• **EXERCISE INSTRUCTIONS**: Make an exact transcription of the material, leaving out all images.

• **RAW RECORDS**:
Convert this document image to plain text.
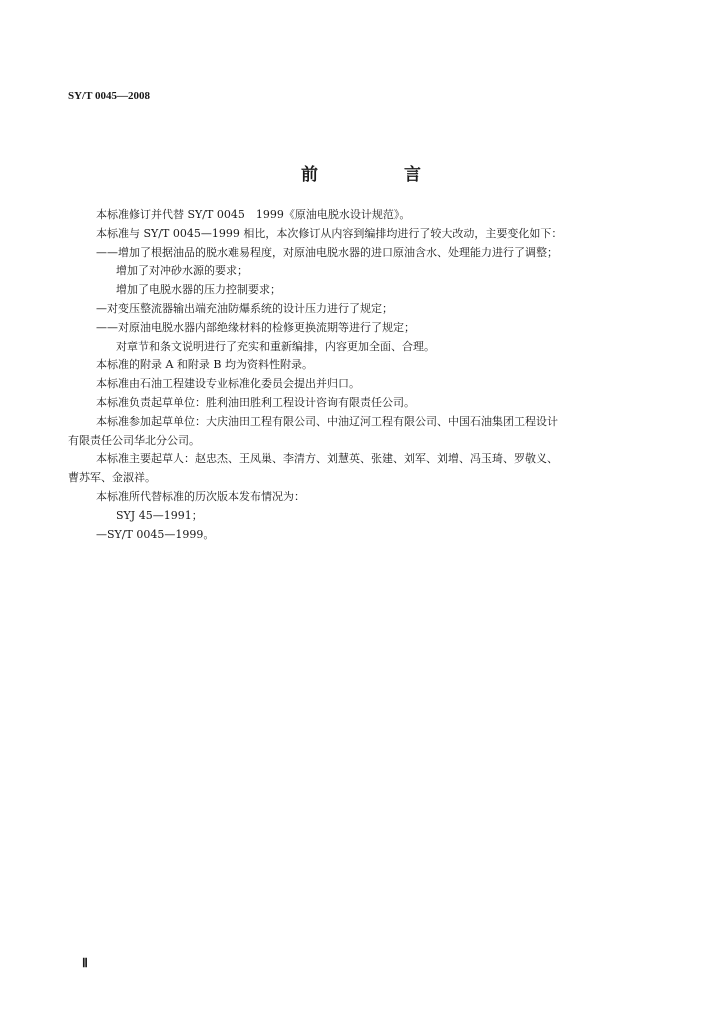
SY/T 0045—2008
前 言
本标准修订并代替 SY/T 0045　1999《原油电脱水设计规范》。
本标准与 SY/T 0045—1999 相比，本次修订从内容到编排均进行了较大改动，主要变化如下：
——增加了根据油品的脱水难易程度，对原油电脱水器的进口原油含水、处理能力进行了调整；
增加了对冲砂水源的要求；
增加了电脱水器的压力控制要求；
—对变压整流器输出端充油防爆系统的设计压力进行了规定；
——对原油电脱水器内部绝缘材料的检修更换流期等进行了规定；
对章节和条文说明进行了充实和重新编排，内容更加全面、合理。
本标准的附录 A 和附录 B 均为资料性附录。
本标准由石油工程建设专业标准化委员会提出并归口。
本标准负责起草单位：胜利油田胜利工程设计咨询有限责任公司。
本标准参加起草单位：大庆油田工程有限公司、中油辽河工程有限公司、中国石油集团工程设计
有限责任公司华北分公司。
本标准主要起草人：赵忠杰、王凤巢、李清方、刘慧英、张建、刘军、刘增、冯玉琦、罗敬义、
曹苏军、金淑祥。
本标准所代替标准的历次版本发布情况为：
SYJ 45—1991；
—SY/T 0045—1999。
Ⅱ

• **TASK SOLUTION**:
Convert this document image to plain text.
SY/T 0045—2008
前 言
本标准修订并代替 SY/T 0045　1999《原油电脱水设计规范》。
本标准与 SY/T 0045—1999 相比，本次修订从内容到编排均进行了较大改动，主要变化如下：
——增加了根据油品的脱水难易程度，对原油电脱水器的进口原油含水、处理能力进行了调整；
增加了对冲砂水源的要求；
增加了电脱水器的压力控制要求；
—对变压整流器输出端充油防爆系统的设计压力进行了规定；
——对原油电脱水器内部绝缘材料的检修更换流期等进行了规定；
对章节和条文说明进行了充实和重新编排，内容更加全面、合理。
本标准的附录 A 和附录 B 均为资料性附录。
本标准由石油工程建设专业标准化委员会提出并归口。
本标准负责起草单位：胜利油田胜利工程设计咨询有限责任公司。
本标准参加起草单位：大庆油田工程有限公司、中油辽河工程有限公司、中国石油集团工程设计
有限责任公司华北分公司。
本标准主要起草人：赵忠杰、王凤巢、李清方、刘慧英、张建、刘军、刘增、冯玉琦、罗敬义、
曹苏军、金淑祥。
本标准所代替标准的历次版本发布情况为：
SYJ 45—1991；
—SY/T 0045—1999。
Ⅱ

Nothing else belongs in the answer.